Excerpted records:
● ● ● ● ●

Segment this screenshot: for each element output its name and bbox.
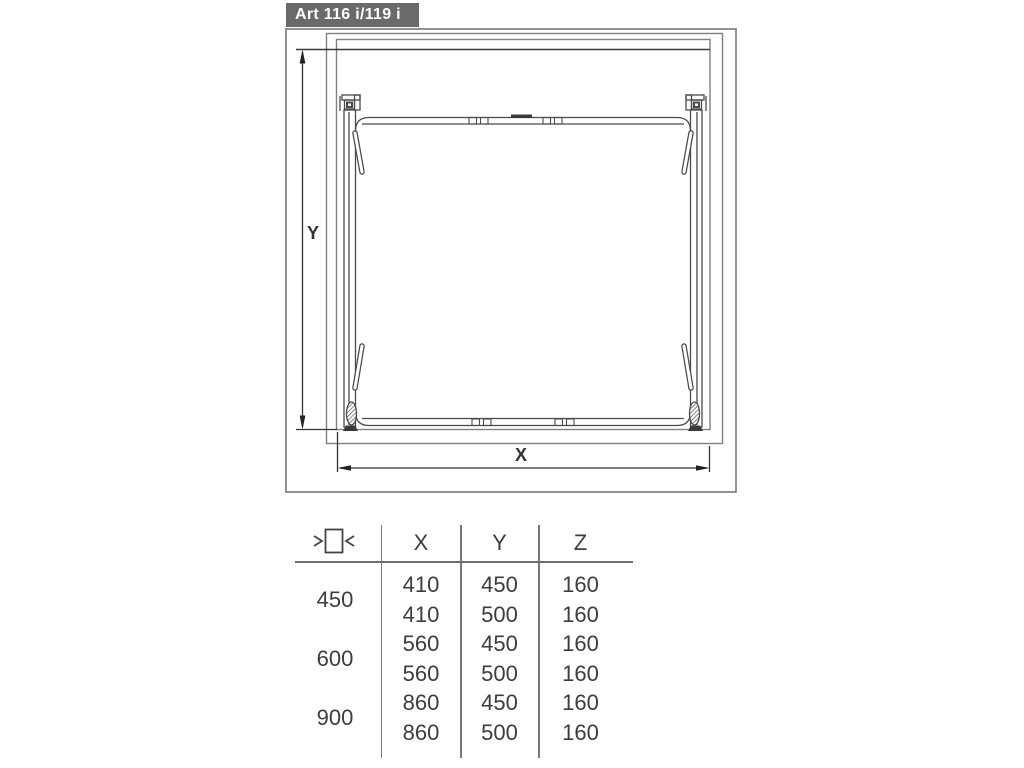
group-label-900: 900 [316,705,354,730]
cabinet-inner-rect [337,40,711,430]
crossbar-clips [469,118,574,426]
dim-x-label: X [514,445,528,465]
dim-x-arrow-left [338,465,352,471]
table-value: 450 [481,572,518,597]
dim-y-arrow-up [300,50,306,64]
top-crossbar [356,118,691,132]
table-value: 500 [481,719,518,745]
table-header-x: X [413,530,429,555]
table-value: 500 [481,660,518,686]
dimension-y [296,50,337,430]
table-value: 860 [402,719,440,745]
left-clamp [340,95,360,111]
pullout-frame [296,50,710,432]
article-title: Art 116 i/119 i [286,3,419,27]
cabinet-mid-rect [327,34,723,444]
frame-braces [355,133,691,388]
table-value: 860 [402,690,440,715]
arrow-right-icon [314,536,322,546]
arrow-left-icon [346,536,354,546]
table-value: 160 [562,601,599,627]
cabinet-width-symbol [306,526,362,556]
right-clamp [686,95,706,111]
dim-y-label: Y [307,223,320,243]
table-value: 560 [402,660,440,686]
table-value: 410 [402,572,440,597]
table-header-y: Y [492,530,507,555]
table-value: 160 [562,631,599,656]
table-value: 560 [402,631,440,656]
table-value: 160 [562,719,599,745]
table-header-z: Z [573,530,588,555]
bottom-crossbar [356,412,691,426]
table-value: 160 [562,660,599,686]
table-value: 450 [481,690,518,715]
table-value: 160 [562,690,599,715]
table-header-underline [295,561,633,563]
group-label-450: 450 [316,587,354,612]
table-value: 160 [562,572,599,597]
table-value: 500 [481,601,518,627]
group-label-600: 600 [316,646,354,671]
cabinet-box-icon [326,530,343,553]
dimension-x [338,432,710,472]
dim-x-arrow-right [696,465,710,471]
table-value: 410 [402,601,440,627]
center-tab [511,115,532,119]
table-value: 450 [481,631,518,656]
dim-y-arrow-down [300,416,306,430]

● ● ● ● ●

Exercise aim:
Copy the records above line for line, without any change, and omit the pictures from your copy.

Answer for the task:
Segment this screenshot: for each element output its name and bbox.
group-label-900: 900 [316,705,354,730]
cabinet-inner-rect [337,40,711,430]
crossbar-clips [469,118,574,426]
dim-x-label: X [514,445,528,465]
dim-x-arrow-left [338,465,352,471]
table-value: 450 [481,572,518,597]
dim-y-arrow-up [300,50,306,64]
top-crossbar [356,118,691,132]
table-value: 500 [481,719,518,745]
table-header-x: X [413,530,429,555]
table-value: 500 [481,660,518,686]
dimension-y [296,50,337,430]
table-value: 860 [402,719,440,745]
left-clamp [340,95,360,111]
pullout-frame [296,50,710,432]
article-title: Art 116 i/119 i [286,3,419,27]
cabinet-mid-rect [327,34,723,444]
frame-braces [355,133,691,388]
table-value: 860 [402,690,440,715]
arrow-right-icon [314,536,322,546]
arrow-left-icon [346,536,354,546]
table-value: 160 [562,601,599,627]
cabinet-width-symbol [306,526,362,556]
right-clamp [686,95,706,111]
dim-y-label: Y [307,223,320,243]
table-value: 560 [402,660,440,686]
table-value: 410 [402,572,440,597]
table-header-y: Y [492,530,507,555]
table-value: 160 [562,631,599,656]
table-value: 560 [402,631,440,656]
table-value: 160 [562,719,599,745]
table-header-z: Z [573,530,588,555]
bottom-crossbar [356,412,691,426]
table-value: 160 [562,660,599,686]
table-value: 450 [481,690,518,715]
table-value: 160 [562,690,599,715]
table-header-underline [295,561,633,563]
group-label-450: 450 [316,587,354,612]
table-value: 160 [562,572,599,597]
table-value: 500 [481,601,518,627]
group-label-600: 600 [316,646,354,671]
cabinet-box-icon [326,530,343,553]
dimension-x [338,432,710,472]
dim-x-arrow-right [696,465,710,471]
table-value: 410 [402,601,440,627]
center-tab [511,115,532,119]
table-value: 450 [481,631,518,656]
dim-y-arrow-down [300,416,306,430]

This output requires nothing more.